■ **EXERCISE**:
Pull every line with the word "background" out of the entries below.

[Extracts from a graphics dataset]
%%

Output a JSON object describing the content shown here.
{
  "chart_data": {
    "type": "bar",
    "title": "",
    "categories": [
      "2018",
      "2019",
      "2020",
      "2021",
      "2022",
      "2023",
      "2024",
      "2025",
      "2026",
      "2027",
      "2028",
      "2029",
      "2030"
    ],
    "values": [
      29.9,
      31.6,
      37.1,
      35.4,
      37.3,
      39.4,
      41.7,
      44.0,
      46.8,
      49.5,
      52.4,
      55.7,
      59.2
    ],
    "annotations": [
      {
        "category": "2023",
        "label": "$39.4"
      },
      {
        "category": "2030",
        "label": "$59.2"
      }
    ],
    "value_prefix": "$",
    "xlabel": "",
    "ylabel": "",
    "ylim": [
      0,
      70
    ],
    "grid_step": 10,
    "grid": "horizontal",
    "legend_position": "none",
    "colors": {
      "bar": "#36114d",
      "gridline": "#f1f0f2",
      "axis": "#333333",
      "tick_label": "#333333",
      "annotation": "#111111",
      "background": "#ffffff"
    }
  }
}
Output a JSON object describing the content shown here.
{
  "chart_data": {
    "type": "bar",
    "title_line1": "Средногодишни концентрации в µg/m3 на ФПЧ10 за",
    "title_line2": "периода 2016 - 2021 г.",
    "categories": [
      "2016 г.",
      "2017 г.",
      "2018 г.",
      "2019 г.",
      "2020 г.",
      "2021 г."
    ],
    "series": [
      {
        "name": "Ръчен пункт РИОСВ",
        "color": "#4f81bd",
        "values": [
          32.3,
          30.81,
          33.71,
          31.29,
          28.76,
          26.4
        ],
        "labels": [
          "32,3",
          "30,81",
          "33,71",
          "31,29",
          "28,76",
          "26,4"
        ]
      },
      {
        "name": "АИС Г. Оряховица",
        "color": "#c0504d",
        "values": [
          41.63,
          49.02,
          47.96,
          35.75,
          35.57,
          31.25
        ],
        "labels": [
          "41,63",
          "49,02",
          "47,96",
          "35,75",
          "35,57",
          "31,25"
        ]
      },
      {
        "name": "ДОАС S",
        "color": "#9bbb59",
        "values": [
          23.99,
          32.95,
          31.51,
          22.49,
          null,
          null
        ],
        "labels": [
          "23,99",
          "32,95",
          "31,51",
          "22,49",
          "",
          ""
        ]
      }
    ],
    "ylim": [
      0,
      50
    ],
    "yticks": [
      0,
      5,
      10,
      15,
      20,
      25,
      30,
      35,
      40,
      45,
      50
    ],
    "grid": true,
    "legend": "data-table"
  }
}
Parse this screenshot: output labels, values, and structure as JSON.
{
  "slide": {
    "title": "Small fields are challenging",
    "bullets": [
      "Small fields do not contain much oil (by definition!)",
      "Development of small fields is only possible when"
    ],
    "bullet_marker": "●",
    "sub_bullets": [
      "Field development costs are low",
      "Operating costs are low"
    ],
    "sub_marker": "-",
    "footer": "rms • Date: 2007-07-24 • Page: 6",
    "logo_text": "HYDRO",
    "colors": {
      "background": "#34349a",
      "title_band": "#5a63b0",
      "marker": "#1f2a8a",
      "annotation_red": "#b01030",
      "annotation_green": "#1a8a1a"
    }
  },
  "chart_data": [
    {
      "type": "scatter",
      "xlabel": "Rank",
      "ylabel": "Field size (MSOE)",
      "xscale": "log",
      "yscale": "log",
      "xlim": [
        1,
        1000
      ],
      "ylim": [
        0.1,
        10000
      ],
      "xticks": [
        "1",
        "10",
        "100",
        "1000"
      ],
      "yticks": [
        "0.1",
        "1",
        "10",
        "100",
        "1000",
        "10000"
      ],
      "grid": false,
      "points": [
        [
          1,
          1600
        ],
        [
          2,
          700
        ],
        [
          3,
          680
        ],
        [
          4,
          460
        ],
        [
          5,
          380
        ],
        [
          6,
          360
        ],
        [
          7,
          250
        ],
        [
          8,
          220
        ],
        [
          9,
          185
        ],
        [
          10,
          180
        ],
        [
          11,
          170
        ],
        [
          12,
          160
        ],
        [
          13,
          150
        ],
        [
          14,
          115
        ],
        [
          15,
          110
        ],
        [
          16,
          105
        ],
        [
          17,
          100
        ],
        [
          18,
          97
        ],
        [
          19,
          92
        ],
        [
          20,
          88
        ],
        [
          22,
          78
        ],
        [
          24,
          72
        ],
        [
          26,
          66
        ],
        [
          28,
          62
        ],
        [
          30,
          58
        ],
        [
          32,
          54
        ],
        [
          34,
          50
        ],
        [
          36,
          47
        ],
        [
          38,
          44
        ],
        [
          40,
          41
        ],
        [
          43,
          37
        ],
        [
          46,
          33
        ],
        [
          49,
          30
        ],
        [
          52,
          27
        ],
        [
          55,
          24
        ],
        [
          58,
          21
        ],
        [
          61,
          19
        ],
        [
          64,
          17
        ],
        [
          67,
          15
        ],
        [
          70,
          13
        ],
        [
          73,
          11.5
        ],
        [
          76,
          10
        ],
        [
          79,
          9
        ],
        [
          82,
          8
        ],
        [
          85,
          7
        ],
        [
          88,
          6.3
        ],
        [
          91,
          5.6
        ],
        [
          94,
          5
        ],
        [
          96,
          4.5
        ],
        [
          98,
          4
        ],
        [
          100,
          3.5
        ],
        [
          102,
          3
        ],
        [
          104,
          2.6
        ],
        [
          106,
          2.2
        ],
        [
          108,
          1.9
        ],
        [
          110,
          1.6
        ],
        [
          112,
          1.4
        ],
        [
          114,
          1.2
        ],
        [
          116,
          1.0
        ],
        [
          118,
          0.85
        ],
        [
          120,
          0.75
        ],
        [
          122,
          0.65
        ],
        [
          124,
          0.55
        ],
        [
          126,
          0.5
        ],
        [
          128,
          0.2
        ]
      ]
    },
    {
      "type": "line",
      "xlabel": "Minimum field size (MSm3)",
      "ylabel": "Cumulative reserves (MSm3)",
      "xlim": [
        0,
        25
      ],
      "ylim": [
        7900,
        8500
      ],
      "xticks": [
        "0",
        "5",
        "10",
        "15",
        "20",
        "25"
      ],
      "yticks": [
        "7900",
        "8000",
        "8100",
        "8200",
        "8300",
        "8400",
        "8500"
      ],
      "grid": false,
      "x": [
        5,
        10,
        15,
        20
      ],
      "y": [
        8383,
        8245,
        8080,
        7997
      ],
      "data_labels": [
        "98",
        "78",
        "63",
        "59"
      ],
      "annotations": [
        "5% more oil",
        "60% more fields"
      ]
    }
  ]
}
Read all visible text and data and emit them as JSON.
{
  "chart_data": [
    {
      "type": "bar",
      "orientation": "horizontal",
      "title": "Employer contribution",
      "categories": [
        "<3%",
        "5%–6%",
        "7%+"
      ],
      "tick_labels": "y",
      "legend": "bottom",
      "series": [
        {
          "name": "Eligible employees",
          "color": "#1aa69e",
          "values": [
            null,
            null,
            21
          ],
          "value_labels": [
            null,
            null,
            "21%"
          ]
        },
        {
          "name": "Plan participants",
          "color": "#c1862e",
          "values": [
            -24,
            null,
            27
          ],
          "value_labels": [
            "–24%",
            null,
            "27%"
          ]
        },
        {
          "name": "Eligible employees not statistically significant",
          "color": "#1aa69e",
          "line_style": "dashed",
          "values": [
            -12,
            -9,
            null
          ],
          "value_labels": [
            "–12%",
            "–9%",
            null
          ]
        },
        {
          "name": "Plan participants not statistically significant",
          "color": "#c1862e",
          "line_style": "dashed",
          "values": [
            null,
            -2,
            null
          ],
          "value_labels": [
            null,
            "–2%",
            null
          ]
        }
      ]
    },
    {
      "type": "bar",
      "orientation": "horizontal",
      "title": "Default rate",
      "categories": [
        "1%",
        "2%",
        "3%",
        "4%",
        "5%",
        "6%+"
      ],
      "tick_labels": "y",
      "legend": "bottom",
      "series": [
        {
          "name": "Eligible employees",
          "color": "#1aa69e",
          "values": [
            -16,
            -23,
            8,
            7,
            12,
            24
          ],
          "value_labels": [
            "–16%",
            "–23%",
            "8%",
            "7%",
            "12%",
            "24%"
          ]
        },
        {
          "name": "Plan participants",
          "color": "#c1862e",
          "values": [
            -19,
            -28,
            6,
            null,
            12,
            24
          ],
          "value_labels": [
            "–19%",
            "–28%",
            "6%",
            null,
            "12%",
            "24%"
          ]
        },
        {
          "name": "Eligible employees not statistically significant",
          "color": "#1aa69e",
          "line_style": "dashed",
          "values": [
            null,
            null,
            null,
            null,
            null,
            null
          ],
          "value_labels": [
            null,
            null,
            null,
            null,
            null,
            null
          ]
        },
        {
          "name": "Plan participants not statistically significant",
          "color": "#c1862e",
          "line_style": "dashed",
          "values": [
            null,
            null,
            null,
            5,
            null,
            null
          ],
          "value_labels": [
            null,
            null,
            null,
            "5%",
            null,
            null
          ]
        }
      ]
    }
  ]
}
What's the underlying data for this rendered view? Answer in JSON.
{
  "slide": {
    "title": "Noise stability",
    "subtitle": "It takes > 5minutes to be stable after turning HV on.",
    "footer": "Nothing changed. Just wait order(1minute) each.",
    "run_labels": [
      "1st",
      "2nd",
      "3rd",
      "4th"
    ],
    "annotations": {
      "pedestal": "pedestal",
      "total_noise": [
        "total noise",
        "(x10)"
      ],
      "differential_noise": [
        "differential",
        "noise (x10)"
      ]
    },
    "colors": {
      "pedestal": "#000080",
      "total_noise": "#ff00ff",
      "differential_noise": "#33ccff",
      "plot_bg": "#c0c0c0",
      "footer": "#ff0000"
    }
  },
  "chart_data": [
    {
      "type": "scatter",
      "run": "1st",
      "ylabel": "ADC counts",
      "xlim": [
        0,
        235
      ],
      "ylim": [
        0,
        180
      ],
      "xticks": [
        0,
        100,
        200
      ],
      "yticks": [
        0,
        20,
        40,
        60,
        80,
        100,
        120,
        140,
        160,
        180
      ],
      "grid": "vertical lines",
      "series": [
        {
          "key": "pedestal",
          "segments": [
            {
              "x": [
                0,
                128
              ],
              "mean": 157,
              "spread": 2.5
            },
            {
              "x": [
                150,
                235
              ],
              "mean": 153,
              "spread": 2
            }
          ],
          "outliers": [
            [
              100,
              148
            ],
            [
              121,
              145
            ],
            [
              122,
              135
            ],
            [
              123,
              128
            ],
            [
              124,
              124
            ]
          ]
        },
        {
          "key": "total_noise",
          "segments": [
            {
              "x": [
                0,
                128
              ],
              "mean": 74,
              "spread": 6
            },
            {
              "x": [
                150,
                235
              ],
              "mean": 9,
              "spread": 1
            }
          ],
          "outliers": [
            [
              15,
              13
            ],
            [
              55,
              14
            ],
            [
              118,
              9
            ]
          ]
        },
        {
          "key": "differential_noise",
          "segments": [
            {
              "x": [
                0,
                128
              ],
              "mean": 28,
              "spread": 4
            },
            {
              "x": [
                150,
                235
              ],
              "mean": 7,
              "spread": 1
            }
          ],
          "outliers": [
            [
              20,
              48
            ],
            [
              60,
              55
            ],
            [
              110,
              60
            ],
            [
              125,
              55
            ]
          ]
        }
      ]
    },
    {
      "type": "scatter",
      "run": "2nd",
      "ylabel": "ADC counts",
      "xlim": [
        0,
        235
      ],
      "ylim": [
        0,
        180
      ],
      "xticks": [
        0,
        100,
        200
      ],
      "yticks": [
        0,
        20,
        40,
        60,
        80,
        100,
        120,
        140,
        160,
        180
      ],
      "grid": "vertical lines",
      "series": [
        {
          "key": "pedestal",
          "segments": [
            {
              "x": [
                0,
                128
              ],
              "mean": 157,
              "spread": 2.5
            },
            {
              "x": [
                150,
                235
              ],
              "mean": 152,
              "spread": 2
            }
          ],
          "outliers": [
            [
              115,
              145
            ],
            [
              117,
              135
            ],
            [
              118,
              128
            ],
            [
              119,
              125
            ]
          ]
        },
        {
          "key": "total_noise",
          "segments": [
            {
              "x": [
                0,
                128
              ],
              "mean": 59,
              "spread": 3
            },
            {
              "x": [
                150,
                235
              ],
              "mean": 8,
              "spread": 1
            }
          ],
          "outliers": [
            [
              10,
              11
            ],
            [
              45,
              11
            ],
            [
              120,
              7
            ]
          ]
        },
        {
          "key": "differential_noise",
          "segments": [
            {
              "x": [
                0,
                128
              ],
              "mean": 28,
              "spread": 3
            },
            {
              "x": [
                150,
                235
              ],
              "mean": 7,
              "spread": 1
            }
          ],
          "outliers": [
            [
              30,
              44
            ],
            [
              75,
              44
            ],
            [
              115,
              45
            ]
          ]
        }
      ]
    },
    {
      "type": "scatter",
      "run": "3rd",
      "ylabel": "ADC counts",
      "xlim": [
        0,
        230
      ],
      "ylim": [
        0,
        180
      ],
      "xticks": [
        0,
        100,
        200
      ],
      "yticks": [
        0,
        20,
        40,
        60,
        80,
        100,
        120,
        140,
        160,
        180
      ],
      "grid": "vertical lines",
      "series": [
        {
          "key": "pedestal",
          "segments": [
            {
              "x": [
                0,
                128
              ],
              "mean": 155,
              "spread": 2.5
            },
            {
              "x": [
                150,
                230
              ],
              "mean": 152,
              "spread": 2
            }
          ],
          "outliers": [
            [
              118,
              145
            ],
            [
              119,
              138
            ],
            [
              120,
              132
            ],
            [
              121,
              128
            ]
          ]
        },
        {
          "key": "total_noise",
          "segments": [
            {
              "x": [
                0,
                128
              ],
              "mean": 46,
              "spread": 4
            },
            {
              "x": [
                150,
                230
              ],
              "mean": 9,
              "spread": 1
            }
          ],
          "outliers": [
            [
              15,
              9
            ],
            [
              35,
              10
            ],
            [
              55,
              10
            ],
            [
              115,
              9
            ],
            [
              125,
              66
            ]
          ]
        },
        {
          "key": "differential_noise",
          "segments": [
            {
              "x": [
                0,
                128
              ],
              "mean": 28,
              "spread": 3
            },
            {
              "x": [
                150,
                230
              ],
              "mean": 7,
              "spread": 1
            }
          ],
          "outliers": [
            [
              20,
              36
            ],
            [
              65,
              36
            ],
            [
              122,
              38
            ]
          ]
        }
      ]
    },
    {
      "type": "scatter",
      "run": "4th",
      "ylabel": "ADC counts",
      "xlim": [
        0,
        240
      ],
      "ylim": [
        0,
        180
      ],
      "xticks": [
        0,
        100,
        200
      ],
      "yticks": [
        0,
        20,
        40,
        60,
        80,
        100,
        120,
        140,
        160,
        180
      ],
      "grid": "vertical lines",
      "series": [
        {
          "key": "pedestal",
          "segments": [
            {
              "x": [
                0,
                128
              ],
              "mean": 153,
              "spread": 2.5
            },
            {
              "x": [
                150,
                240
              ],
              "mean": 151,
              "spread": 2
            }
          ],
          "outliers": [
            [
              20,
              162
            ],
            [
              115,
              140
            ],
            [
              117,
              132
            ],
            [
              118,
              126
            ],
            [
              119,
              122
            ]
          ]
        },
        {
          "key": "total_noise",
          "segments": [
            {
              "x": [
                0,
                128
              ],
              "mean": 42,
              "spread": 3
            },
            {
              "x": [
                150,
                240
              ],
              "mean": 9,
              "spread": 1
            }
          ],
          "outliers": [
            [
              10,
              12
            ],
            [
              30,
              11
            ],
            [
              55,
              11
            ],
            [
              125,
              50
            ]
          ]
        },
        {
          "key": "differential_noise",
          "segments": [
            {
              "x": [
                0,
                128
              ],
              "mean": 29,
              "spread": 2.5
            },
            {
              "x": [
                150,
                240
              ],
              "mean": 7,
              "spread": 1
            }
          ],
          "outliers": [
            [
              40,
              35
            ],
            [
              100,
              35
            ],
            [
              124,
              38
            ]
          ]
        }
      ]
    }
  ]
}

%%

■ **REPLY TO THE TASK**:
      "background": "#ffffff"
      "background": "#34349a",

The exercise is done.